## start Dataset content

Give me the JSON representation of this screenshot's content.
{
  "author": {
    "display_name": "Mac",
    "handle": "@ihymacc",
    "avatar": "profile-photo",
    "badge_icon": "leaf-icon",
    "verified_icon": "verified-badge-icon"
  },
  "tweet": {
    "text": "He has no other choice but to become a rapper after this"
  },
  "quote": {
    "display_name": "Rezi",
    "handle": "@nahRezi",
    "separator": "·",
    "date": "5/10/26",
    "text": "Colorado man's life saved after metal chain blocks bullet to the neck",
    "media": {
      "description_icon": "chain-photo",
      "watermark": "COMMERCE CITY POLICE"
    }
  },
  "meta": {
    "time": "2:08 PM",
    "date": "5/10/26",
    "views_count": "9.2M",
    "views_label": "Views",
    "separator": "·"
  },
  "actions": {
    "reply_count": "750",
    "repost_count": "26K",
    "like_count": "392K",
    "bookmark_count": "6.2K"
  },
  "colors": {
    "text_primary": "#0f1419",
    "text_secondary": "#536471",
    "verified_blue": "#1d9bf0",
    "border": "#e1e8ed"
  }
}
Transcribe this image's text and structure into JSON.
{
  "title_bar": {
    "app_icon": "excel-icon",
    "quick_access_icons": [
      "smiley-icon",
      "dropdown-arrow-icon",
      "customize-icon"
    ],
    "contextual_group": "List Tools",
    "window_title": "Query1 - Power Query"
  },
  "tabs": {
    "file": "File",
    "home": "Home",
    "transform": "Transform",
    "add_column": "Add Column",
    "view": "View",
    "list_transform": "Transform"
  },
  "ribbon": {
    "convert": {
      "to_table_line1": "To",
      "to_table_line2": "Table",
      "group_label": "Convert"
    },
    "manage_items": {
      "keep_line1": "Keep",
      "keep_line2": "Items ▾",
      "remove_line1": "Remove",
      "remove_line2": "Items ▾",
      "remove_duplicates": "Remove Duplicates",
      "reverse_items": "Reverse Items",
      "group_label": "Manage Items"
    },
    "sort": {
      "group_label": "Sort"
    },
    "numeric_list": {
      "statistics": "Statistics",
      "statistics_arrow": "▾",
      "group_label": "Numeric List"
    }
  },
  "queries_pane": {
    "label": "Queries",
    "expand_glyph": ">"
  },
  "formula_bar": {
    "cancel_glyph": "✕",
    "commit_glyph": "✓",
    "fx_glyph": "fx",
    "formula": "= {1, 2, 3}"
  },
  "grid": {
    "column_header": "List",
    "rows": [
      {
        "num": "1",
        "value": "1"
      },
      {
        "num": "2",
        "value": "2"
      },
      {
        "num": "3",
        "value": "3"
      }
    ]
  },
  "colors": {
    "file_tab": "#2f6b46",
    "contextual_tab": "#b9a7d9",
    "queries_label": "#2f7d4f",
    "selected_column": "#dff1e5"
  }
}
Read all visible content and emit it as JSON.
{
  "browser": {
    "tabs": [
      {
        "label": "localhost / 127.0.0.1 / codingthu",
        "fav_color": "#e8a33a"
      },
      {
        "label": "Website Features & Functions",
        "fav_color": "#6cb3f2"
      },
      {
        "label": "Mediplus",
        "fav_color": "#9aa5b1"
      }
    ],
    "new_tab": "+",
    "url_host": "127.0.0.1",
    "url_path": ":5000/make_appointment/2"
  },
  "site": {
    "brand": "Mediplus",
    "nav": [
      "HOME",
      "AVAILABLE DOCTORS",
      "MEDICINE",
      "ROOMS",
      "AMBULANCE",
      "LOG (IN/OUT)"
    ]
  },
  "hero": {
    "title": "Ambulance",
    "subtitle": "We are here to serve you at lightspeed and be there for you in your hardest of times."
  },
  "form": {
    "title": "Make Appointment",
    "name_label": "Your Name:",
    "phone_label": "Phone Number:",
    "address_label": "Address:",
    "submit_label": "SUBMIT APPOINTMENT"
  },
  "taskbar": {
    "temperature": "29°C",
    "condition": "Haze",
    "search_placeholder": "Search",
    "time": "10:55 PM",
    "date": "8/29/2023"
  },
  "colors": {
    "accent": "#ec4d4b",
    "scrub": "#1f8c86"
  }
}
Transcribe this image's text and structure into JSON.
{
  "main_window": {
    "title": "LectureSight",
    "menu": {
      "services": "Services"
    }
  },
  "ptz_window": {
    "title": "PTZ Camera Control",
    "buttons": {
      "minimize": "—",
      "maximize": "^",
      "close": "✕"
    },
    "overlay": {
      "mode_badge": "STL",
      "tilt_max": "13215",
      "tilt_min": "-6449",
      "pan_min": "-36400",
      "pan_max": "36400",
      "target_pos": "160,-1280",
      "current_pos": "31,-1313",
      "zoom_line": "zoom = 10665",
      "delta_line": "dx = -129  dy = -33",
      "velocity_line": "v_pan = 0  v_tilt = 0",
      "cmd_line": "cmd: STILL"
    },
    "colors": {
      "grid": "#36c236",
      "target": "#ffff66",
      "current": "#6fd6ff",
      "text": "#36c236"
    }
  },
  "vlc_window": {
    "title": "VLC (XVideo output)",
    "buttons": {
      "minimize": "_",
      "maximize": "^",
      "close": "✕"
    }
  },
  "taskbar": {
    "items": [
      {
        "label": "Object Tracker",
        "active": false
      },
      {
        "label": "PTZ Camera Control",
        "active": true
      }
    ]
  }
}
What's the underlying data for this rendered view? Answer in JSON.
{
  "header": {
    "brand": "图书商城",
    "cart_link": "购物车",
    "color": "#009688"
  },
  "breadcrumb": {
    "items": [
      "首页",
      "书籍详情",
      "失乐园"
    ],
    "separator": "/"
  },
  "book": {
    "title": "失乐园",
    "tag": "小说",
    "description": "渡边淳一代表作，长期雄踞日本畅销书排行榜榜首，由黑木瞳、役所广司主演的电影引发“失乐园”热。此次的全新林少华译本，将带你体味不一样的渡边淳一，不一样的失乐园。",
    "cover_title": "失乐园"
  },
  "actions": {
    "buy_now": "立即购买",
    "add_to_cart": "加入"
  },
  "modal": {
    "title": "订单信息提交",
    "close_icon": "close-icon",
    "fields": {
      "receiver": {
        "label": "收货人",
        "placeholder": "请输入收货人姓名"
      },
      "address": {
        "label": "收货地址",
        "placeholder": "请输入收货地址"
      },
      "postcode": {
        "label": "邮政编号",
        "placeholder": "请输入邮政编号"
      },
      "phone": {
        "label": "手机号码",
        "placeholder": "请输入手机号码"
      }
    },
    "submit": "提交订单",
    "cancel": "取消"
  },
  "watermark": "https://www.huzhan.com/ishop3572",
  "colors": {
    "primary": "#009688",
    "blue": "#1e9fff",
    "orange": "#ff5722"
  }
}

## end Dataset content

> [Set exercise]: Give the entries again in full, exactly as they are written.

> [Output below]:
Give me the JSON representation of this screenshot's content.
{
  "author": {
    "display_name": "Mac",
    "handle": "@ihymacc",
    "avatar": "profile-photo",
    "badge_icon": "leaf-icon",
    "verified_icon": "verified-badge-icon"
  },
  "tweet": {
    "text": "He has no other choice but to become a rapper after this"
  },
  "quote": {
    "display_name": "Rezi",
    "handle": "@nahRezi",
    "separator": "·",
    "date": "5/10/26",
    "text": "Colorado man's life saved after metal chain blocks bullet to the neck",
    "media": {
      "description_icon": "chain-photo",
      "watermark": "COMMERCE CITY POLICE"
    }
  },
  "meta": {
    "time": "2:08 PM",
    "date": "5/10/26",
    "views_count": "9.2M",
    "views_label": "Views",
    "separator": "·"
  },
  "actions": {
    "reply_count": "750",
    "repost_count": "26K",
    "like_count": "392K",
    "bookmark_count": "6.2K"
  },
  "colors": {
    "text_primary": "#0f1419",
    "text_secondary": "#536471",
    "verified_blue": "#1d9bf0",
    "border": "#e1e8ed"
  }
}
Transcribe this image's text and structure into JSON.
{
  "title_bar": {
    "app_icon": "excel-icon",
    "quick_access_icons": [
      "smiley-icon",
      "dropdown-arrow-icon",
      "customize-icon"
    ],
    "contextual_group": "List Tools",
    "window_title": "Query1 - Power Query"
  },
  "tabs": {
    "file": "File",
    "home": "Home",
    "transform": "Transform",
    "add_column": "Add Column",
    "view": "View",
    "list_transform": "Transform"
  },
  "ribbon": {
    "convert": {
      "to_table_line1": "To",
      "to_table_line2": "Table",
      "group_label": "Convert"
    },
    "manage_items": {
      "keep_line1": "Keep",
      "keep_line2": "Items ▾",
      "remove_line1": "Remove",
      "remove_line2": "Items ▾",
      "remove_duplicates": "Remove Duplicates",
      "reverse_items": "Reverse Items",
      "group_label": "Manage Items"
    },
    "sort": {
      "group_label": "Sort"
    },
    "numeric_list": {
      "statistics": "Statistics",
      "statistics_arrow": "▾",
      "group_label": "Numeric List"
    }
  },
  "queries_pane": {
    "label": "Queries",
    "expand_glyph": ">"
  },
  "formula_bar": {
    "cancel_glyph": "✕",
    "commit_glyph": "✓",
    "fx_glyph": "fx",
    "formula": "= {1, 2, 3}"
  },
  "grid": {
    "column_header": "List",
    "rows": [
      {
        "num": "1",
        "value": "1"
      },
      {
        "num": "2",
        "value": "2"
      },
      {
        "num": "3",
        "value": "3"
      }
    ]
  },
  "colors": {
    "file_tab": "#2f6b46",
    "contextual_tab": "#b9a7d9",
    "queries_label": "#2f7d4f",
    "selected_column": "#dff1e5"
  }
}
Read all visible content and emit it as JSON.
{
  "browser": {
    "tabs": [
      {
        "label": "localhost / 127.0.0.1 / codingthu",
        "fav_color": "#e8a33a"
      },
      {
        "label": "Website Features & Functions",
        "fav_color": "#6cb3f2"
      },
      {
        "label": "Mediplus",
        "fav_color": "#9aa5b1"
      }
    ],
    "new_tab": "+",
    "url_host": "127.0.0.1",
    "url_path": ":5000/make_appointment/2"
  },
  "site": {
    "brand": "Mediplus",
    "nav": [
      "HOME",
      "AVAILABLE DOCTORS",
      "MEDICINE",
      "ROOMS",
      "AMBULANCE",
      "LOG (IN/OUT)"
    ]
  },
  "hero": {
    "title": "Ambulance",
    "subtitle": "We are here to serve you at lightspeed and be there for you in your hardest of times."
  },
  "form": {
    "title": "Make Appointment",
    "name_label": "Your Name:",
    "phone_label": "Phone Number:",
    "address_label": "Address:",
    "submit_label": "SUBMIT APPOINTMENT"
  },
  "taskbar": {
    "temperature": "29°C",
    "condition": "Haze",
    "search_placeholder": "Search",
    "time": "10:55 PM",
    "date": "8/29/2023"
  },
  "colors": {
    "accent": "#ec4d4b",
    "scrub": "#1f8c86"
  }
}
Transcribe this image's text and structure into JSON.
{
  "main_window": {
    "title": "LectureSight",
    "menu": {
      "services": "Services"
    }
  },
  "ptz_window": {
    "title": "PTZ Camera Control",
    "buttons": {
      "minimize": "—",
      "maximize": "^",
      "close": "✕"
    },
    "overlay": {
      "mode_badge": "STL",
      "tilt_max": "13215",
      "tilt_min": "-6449",
      "pan_min": "-36400",
      "pan_max": "36400",
      "target_pos": "160,-1280",
      "current_pos": "31,-1313",
      "zoom_line": "zoom = 10665",
      "delta_line": "dx = -129  dy = -33",
      "velocity_line": "v_pan = 0  v_tilt = 0",
      "cmd_line": "cmd: STILL"
    },
    "colors": {
      "grid": "#36c236",
      "target": "#ffff66",
      "current": "#6fd6ff",
      "text": "#36c236"
    }
  },
  "vlc_window": {
    "title": "VLC (XVideo output)",
    "buttons": {
      "minimize": "_",
      "maximize": "^",
      "close": "✕"
    }
  },
  "taskbar": {
    "items": [
      {
        "label": "Object Tracker",
        "active": false
      },
      {
        "label": "PTZ Camera Control",
        "active": true
      }
    ]
  }
}
What's the underlying data for this rendered view? Answer in JSON.
{
  "header": {
    "brand": "图书商城",
    "cart_link": "购物车",
    "color": "#009688"
  },
  "breadcrumb": {
    "items": [
      "首页",
      "书籍详情",
      "失乐园"
    ],
    "separator": "/"
  },
  "book": {
    "title": "失乐园",
    "tag": "小说",
    "description": "渡边淳一代表作，长期雄踞日本畅销书排行榜榜首，由黑木瞳、役所广司主演的电影引发“失乐园”热。此次的全新林少华译本，将带你体味不一样的渡边淳一，不一样的失乐园。",
    "cover_title": "失乐园"
  },
  "actions": {
    "buy_now": "立即购买",
    "add_to_cart": "加入"
  },
  "modal": {
    "title": "订单信息提交",
    "close_icon": "close-icon",
    "fields": {
      "receiver": {
        "label": "收货人",
        "placeholder": "请输入收货人姓名"
      },
      "address": {
        "label": "收货地址",
        "placeholder": "请输入收货地址"
      },
      "postcode": {
        "label": "邮政编号",
        "placeholder": "请输入邮政编号"
      },
      "phone": {
        "label": "手机号码",
        "placeholder": "请输入手机号码"
      }
    },
    "submit": "提交订单",
    "cancel": "取消"
  },
  "watermark": "https://www.huzhan.com/ishop3572",
  "colors": {
    "primary": "#009688",
    "blue": "#1e9fff",
    "orange": "#ff5722"
  }
}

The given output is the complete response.